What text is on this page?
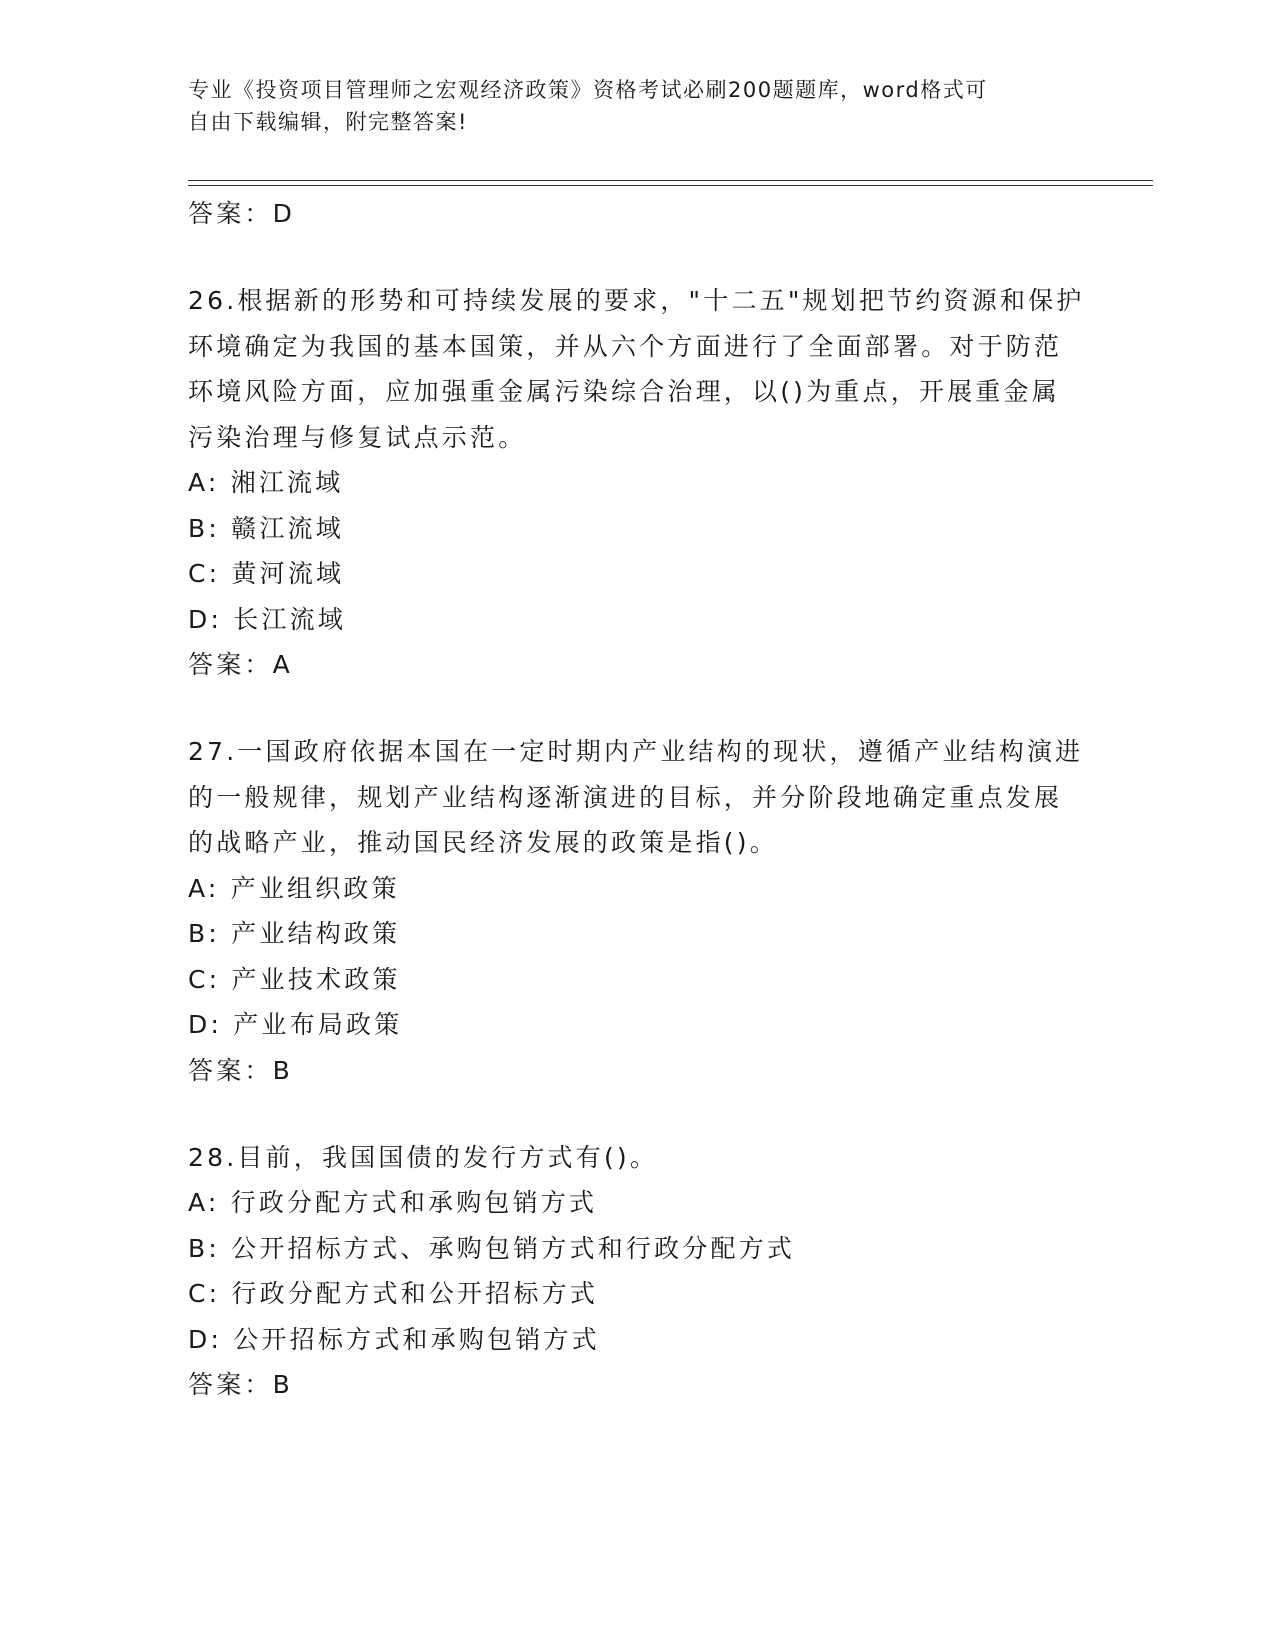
专业《投资项目管理师之宏观经济政策》资格考试必刷200题题库，word格式可
自由下载编辑，附完整答案!
答案：D
26.根据新的形势和可持续发展的要求，"十二五"规划把节约资源和保护环境确定为我国的基本国策，并从六个方面进行了全面部署。对于防范环境风险方面，应加强重金属污染综合治理，以()为重点，开展重金属污染治理与修复试点示范。
A: 湘江流域
B: 赣江流域
C: 黄河流域
D: 长江流域
答案：A
27.一国政府依据本国在一定时期内产业结构的现状，遵循产业结构演进的一般规律，规划产业结构逐渐演进的目标，并分阶段地确定重点发展的战略产业，推动国民经济发展的政策是指()。
A: 产业组织政策
B: 产业结构政策
C: 产业技术政策
D: 产业布局政策
答案：B
28.目前，我国国债的发行方式有()。
A: 行政分配方式和承购包销方式
B: 公开招标方式、承购包销方式和行政分配方式
C: 行政分配方式和公开招标方式
D: 公开招标方式和承购包销方式
答案：B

** Task statement **
Could you reproduce every record above exactly, leaving out the pictures?

** The reply **
What text is on this page?
专业《投资项目管理师之宏观经济政策》资格考试必刷200题题库，word格式可
自由下载编辑，附完整答案!
答案：D
26.根据新的形势和可持续发展的要求，"十二五"规划把节约资源和保护环境确定为我国的基本国策，并从六个方面进行了全面部署。对于防范环境风险方面，应加强重金属污染综合治理，以()为重点，开展重金属污染治理与修复试点示范。
A: 湘江流域
B: 赣江流域
C: 黄河流域
D: 长江流域
答案：A
27.一国政府依据本国在一定时期内产业结构的现状，遵循产业结构演进的一般规律，规划产业结构逐渐演进的目标，并分阶段地确定重点发展的战略产业，推动国民经济发展的政策是指()。
A: 产业组织政策
B: 产业结构政策
C: 产业技术政策
D: 产业布局政策
答案：B
28.目前，我国国债的发行方式有()。
A: 行政分配方式和承购包销方式
B: 公开招标方式、承购包销方式和行政分配方式
C: 行政分配方式和公开招标方式
D: 公开招标方式和承购包销方式
答案：B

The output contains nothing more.